- **WHAT YOU HAVE TO DO**: Select the lines below containing the word "that".

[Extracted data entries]
§ §

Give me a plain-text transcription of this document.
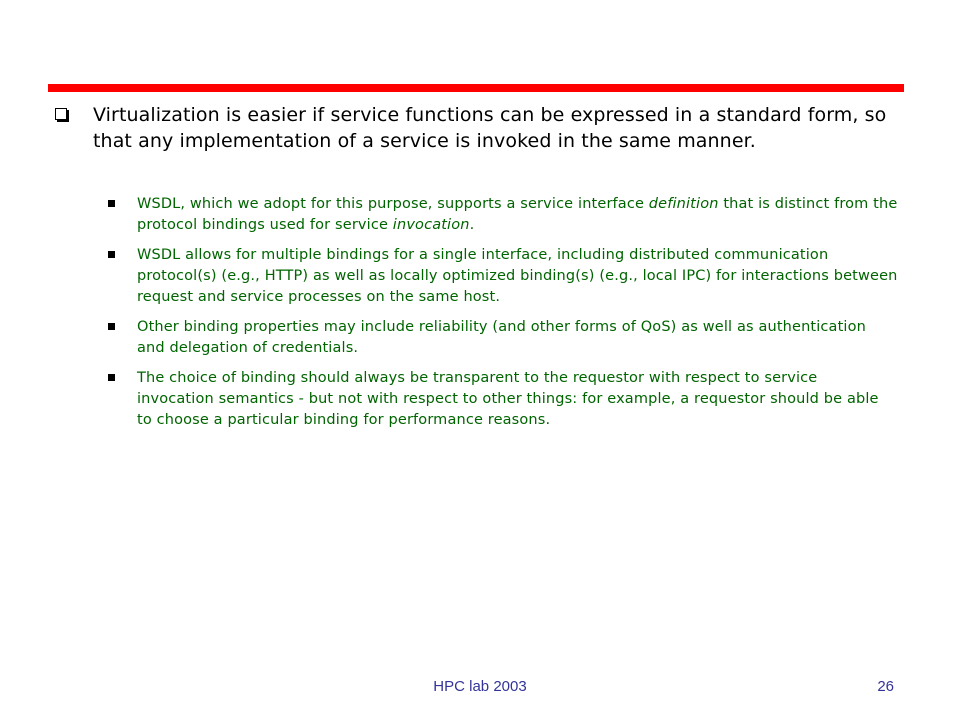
Virtualization is easier if service functions can be expressed in a standard form, so that any implementation of a service is invoked in the same manner.
WSDL, which we adopt for this purpose, supports a service interface definition that is distinct from the protocol bindings used for service invocation.
WSDL allows for multiple bindings for a single interface, including distributed communication protocol(s) (e.g., HTTP) as well as locally optimized binding(s) (e.g., local IPC) for interactions between request and service processes on the same host.
Other binding properties may include reliability (and other forms of QoS) as well as authentication and delegation of credentials.
The choice of binding should always be transparent to the requestor with respect to service invocation semantics - but not with respect to other things: for example, a requestor should be able to choose a particular binding for performance reasons.
HPC lab 2003	26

§ §

- **REPLY**:
Virtualization is easier if service functions can be expressed in a standard form, so that any implementation of a service is invoked in the same manner.
WSDL, which we adopt for this purpose, supports a service interface definition that is distinct from the protocol bindings used for service invocation.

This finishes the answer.